> _Stated exercise_
Extract all of the entries and set them down verbatim.

> _Supplied data_
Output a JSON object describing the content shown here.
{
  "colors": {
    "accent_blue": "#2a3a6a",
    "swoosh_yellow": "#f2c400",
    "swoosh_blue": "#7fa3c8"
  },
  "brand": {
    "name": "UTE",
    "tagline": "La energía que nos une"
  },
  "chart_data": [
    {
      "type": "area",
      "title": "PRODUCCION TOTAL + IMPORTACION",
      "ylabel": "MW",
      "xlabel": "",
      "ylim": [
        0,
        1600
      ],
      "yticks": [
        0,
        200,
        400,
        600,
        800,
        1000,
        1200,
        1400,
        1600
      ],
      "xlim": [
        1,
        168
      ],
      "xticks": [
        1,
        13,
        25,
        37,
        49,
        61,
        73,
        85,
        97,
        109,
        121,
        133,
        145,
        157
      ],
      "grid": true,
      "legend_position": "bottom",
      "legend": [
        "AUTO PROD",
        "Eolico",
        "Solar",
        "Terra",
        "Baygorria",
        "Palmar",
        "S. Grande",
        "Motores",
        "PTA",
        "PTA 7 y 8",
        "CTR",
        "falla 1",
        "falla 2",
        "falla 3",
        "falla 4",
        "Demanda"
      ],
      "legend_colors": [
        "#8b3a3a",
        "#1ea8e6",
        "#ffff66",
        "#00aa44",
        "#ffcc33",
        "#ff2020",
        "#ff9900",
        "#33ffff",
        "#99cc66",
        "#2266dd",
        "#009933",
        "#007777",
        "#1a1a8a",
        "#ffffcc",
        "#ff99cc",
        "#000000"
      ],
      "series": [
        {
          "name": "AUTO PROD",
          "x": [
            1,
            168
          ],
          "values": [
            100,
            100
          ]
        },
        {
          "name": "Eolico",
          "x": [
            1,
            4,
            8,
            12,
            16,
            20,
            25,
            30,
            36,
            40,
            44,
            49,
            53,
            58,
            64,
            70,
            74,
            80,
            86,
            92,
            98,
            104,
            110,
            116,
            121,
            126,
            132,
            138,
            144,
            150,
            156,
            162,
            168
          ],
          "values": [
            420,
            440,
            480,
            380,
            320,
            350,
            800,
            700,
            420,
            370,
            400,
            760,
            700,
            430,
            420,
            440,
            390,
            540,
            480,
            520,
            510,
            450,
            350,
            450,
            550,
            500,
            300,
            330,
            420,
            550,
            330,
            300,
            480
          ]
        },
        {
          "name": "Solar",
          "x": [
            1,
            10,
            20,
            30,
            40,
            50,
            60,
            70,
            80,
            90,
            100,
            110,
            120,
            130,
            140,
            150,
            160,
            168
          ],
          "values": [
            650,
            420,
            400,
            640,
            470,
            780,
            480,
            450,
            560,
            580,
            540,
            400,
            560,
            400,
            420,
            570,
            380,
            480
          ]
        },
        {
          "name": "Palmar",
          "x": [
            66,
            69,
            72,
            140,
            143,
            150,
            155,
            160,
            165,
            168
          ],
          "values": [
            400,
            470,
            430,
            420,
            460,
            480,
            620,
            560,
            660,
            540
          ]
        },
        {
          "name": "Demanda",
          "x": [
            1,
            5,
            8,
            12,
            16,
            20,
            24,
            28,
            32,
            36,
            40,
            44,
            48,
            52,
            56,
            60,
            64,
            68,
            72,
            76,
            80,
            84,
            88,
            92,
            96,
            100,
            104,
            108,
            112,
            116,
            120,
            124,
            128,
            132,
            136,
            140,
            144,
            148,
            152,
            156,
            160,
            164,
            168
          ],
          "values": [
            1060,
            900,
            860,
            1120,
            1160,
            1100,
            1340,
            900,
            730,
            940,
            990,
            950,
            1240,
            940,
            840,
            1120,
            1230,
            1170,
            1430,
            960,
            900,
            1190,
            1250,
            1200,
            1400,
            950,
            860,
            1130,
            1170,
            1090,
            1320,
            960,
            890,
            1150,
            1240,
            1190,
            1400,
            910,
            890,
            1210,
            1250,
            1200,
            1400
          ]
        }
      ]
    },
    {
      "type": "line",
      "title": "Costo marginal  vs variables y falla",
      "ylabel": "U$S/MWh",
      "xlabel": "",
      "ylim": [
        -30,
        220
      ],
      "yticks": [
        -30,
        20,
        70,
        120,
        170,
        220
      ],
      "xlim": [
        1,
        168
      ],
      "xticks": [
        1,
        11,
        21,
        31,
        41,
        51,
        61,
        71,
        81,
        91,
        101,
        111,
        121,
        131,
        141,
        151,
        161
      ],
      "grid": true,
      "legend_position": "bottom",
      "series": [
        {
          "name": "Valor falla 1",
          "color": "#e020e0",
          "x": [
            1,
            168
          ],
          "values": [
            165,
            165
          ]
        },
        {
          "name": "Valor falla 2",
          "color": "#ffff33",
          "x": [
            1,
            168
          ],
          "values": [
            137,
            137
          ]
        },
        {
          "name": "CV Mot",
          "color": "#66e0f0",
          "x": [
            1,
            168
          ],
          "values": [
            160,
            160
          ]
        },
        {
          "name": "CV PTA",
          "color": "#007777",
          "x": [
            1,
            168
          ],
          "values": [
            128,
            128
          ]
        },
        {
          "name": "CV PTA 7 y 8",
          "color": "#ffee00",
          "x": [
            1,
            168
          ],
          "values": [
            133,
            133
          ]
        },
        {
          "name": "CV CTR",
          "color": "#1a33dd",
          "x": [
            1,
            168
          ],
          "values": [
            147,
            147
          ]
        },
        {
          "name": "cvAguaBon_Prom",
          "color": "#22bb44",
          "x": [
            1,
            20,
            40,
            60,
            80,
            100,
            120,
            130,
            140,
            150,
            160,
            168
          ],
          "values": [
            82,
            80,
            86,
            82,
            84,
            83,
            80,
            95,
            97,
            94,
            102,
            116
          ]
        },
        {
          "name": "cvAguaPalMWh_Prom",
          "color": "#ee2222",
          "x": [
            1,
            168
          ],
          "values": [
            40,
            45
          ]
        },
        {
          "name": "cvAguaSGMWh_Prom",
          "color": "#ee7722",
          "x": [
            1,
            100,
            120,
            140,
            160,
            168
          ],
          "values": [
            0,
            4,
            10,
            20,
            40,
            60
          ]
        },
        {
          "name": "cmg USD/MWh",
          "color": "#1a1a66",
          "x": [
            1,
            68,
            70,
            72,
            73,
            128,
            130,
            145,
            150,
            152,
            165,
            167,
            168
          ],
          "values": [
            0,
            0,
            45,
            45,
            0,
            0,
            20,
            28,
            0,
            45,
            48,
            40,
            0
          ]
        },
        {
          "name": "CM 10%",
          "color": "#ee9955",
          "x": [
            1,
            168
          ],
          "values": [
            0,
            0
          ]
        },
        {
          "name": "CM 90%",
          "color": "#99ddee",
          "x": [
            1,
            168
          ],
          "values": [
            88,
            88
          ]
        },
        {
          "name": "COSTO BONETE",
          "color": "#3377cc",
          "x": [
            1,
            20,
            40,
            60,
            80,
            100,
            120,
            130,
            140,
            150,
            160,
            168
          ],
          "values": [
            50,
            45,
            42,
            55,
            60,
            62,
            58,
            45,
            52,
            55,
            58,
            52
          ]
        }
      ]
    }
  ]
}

> _Task output_
Output a JSON object describing the content shown here.
{
  "colors": {
    "accent_blue": "#2a3a6a",
    "swoosh_yellow": "#f2c400",
    "swoosh_blue": "#7fa3c8"
  },
  "brand": {
    "name": "UTE",
    "tagline": "La energía que nos une"
  },
  "chart_data": [
    {
      "type": "area",
      "title": "PRODUCCION TOTAL + IMPORTACION",
      "ylabel": "MW",
      "xlabel": "",
      "ylim": [
        0,
        1600
      ],
      "yticks": [
        0,
        200,
        400,
        600,
        800,
        1000,
        1200,
        1400,
        1600
      ],
      "xlim": [
        1,
        168
      ],
      "xticks": [
        1,
        13,
        25,
        37,
        49,
        61,
        73,
        85,
        97,
        109,
        121,
        133,
        145,
        157
      ],
      "grid": true,
      "legend_position": "bottom",
      "legend": [
        "AUTO PROD",
        "Eolico",
        "Solar",
        "Terra",
        "Baygorria",
        "Palmar",
        "S. Grande",
        "Motores",
        "PTA",
        "PTA 7 y 8",
        "CTR",
        "falla 1",
        "falla 2",
        "falla 3",
        "falla 4",
        "Demanda"
      ],
      "legend_colors": [
        "#8b3a3a",
        "#1ea8e6",
        "#ffff66",
        "#00aa44",
        "#ffcc33",
        "#ff2020",
        "#ff9900",
        "#33ffff",
        "#99cc66",
        "#2266dd",
        "#009933",
        "#007777",
        "#1a1a8a",
        "#ffffcc",
        "#ff99cc",
        "#000000"
      ],
      "series": [
        {
          "name": "AUTO PROD",
          "x": [
            1,
            168
          ],
          "values": [
            100,
            100
          ]
        },
        {
          "name": "Eolico",
          "x": [
            1,
            4,
            8,
            12,
            16,
            20,
            25,
            30,
            36,
            40,
            44,
            49,
            53,
            58,
            64,
            70,
            74,
            80,
            86,
            92,
            98,
            104,
            110,
            116,
            121,
            126,
            132,
            138,
            144,
            150,
            156,
            162,
            168
          ],
          "values": [
            420,
            440,
            480,
            380,
            320,
            350,
            800,
            700,
            420,
            370,
            400,
            760,
            700,
            430,
            420,
            440,
            390,
            540,
            480,
            520,
            510,
            450,
            350,
            450,
            550,
            500,
            300,
            330,
            420,
            550,
            330,
            300,
            480
          ]
        },
        {
          "name": "Solar",
          "x": [
            1,
            10,
            20,
            30,
            40,
            50,
            60,
            70,
            80,
            90,
            100,
            110,
            120,
            130,
            140,
            150,
            160,
            168
          ],
          "values": [
            650,
            420,
            400,
            640,
            470,
            780,
            480,
            450,
            560,
            580,
            540,
            400,
            560,
            400,
            420,
            570,
            380,
            480
          ]
        },
        {
          "name": "Palmar",
          "x": [
            66,
            69,
            72,
            140,
            143,
            150,
            155,
            160,
            165,
            168
          ],
          "values": [
            400,
            470,
            430,
            420,
            460,
            480,
            620,
            560,
            660,
            540
          ]
        },
        {
          "name": "Demanda",
          "x": [
            1,
            5,
            8,
            12,
            16,
            20,
            24,
            28,
            32,
            36,
            40,
            44,
            48,
            52,
            56,
            60,
            64,
            68,
            72,
            76,
            80,
            84,
            88,
            92,
            96,
            100,
            104,
            108,
            112,
            116,
            120,
            124,
            128,
            132,
            136,
            140,
            144,
            148,
            152,
            156,
            160,
            164,
            168
          ],
          "values": [
            1060,
            900,
            860,
            1120,
            1160,
            1100,
            1340,
            900,
            730,
            940,
            990,
            950,
            1240,
            940,
            840,
            1120,
            1230,
            1170,
            1430,
            960,
            900,
            1190,
            1250,
            1200,
            1400,
            950,
            860,
            1130,
            1170,
            1090,
            1320,
            960,
            890,
            1150,
            1240,
            1190,
            1400,
            910,
            890,
            1210,
            1250,
            1200,
            1400
          ]
        }
      ]
    },
    {
      "type": "line",
      "title": "Costo marginal  vs variables y falla",
      "ylabel": "U$S/MWh",
      "xlabel": "",
      "ylim": [
        -30,
        220
      ],
      "yticks": [
        -30,
        20,
        70,
        120,
        170,
        220
      ],
      "xlim": [
        1,
        168
      ],
      "xticks": [
        1,
        11,
        21,
        31,
        41,
        51,
        61,
        71,
        81,
        91,
        101,
        111,
        121,
        131,
        141,
        151,
        161
      ],
      "grid": true,
      "legend_position": "bottom",
      "series": [
        {
          "name": "Valor falla 1",
          "color": "#e020e0",
          "x": [
            1,
            168
          ],
          "values": [
            165,
            165
          ]
        },
        {
          "name": "Valor falla 2",
          "color": "#ffff33",
          "x": [
            1,
            168
          ],
          "values": [
            137,
            137
          ]
        },
        {
          "name": "CV Mot",
          "color": "#66e0f0",
          "x": [
            1,
            168
          ],
          "values": [
            160,
            160
          ]
        },
        {
          "name": "CV PTA",
          "color": "#007777",
          "x": [
            1,
            168
          ],
          "values": [
            128,
            128
          ]
        },
        {
          "name": "CV PTA 7 y 8",
          "color": "#ffee00",
          "x": [
            1,
            168
          ],
          "values": [
            133,
            133
          ]
        },
        {
          "name": "CV CTR",
          "color": "#1a33dd",
          "x": [
            1,
            168
          ],
          "values": [
            147,
            147
          ]
        },
        {
          "name": "cvAguaBon_Prom",
          "color": "#22bb44",
          "x": [
            1,
            20,
            40,
            60,
            80,
            100,
            120,
            130,
            140,
            150,
            160,
            168
          ],
          "values": [
            82,
            80,
            86,
            82,
            84,
            83,
            80,
            95,
            97,
            94,
            102,
            116
          ]
        },
        {
          "name": "cvAguaPalMWh_Prom",
          "color": "#ee2222",
          "x": [
            1,
            168
          ],
          "values": [
            40,
            45
          ]
        },
        {
          "name": "cvAguaSGMWh_Prom",
          "color": "#ee7722",
          "x": [
            1,
            100,
            120,
            140,
            160,
            168
          ],
          "values": [
            0,
            4,
            10,
            20,
            40,
            60
          ]
        },
        {
          "name": "cmg USD/MWh",
          "color": "#1a1a66",
          "x": [
            1,
            68,
            70,
            72,
            73,
            128,
            130,
            145,
            150,
            152,
            165,
            167,
            168
          ],
          "values": [
            0,
            0,
            45,
            45,
            0,
            0,
            20,
            28,
            0,
            45,
            48,
            40,
            0
          ]
        },
        {
          "name": "CM 10%",
          "color": "#ee9955",
          "x": [
            1,
            168
          ],
          "values": [
            0,
            0
          ]
        },
        {
          "name": "CM 90%",
          "color": "#99ddee",
          "x": [
            1,
            168
          ],
          "values": [
            88,
            88
          ]
        },
        {
          "name": "COSTO BONETE",
          "color": "#3377cc",
          "x": [
            1,
            20,
            40,
            60,
            80,
            100,
            120,
            130,
            140,
            150,
            160,
            168
          ],
          "values": [
            50,
            45,
            42,
            55,
            60,
            62,
            58,
            45,
            52,
            55,
            58,
            52
          ]
        }
      ]
    }
  ]
}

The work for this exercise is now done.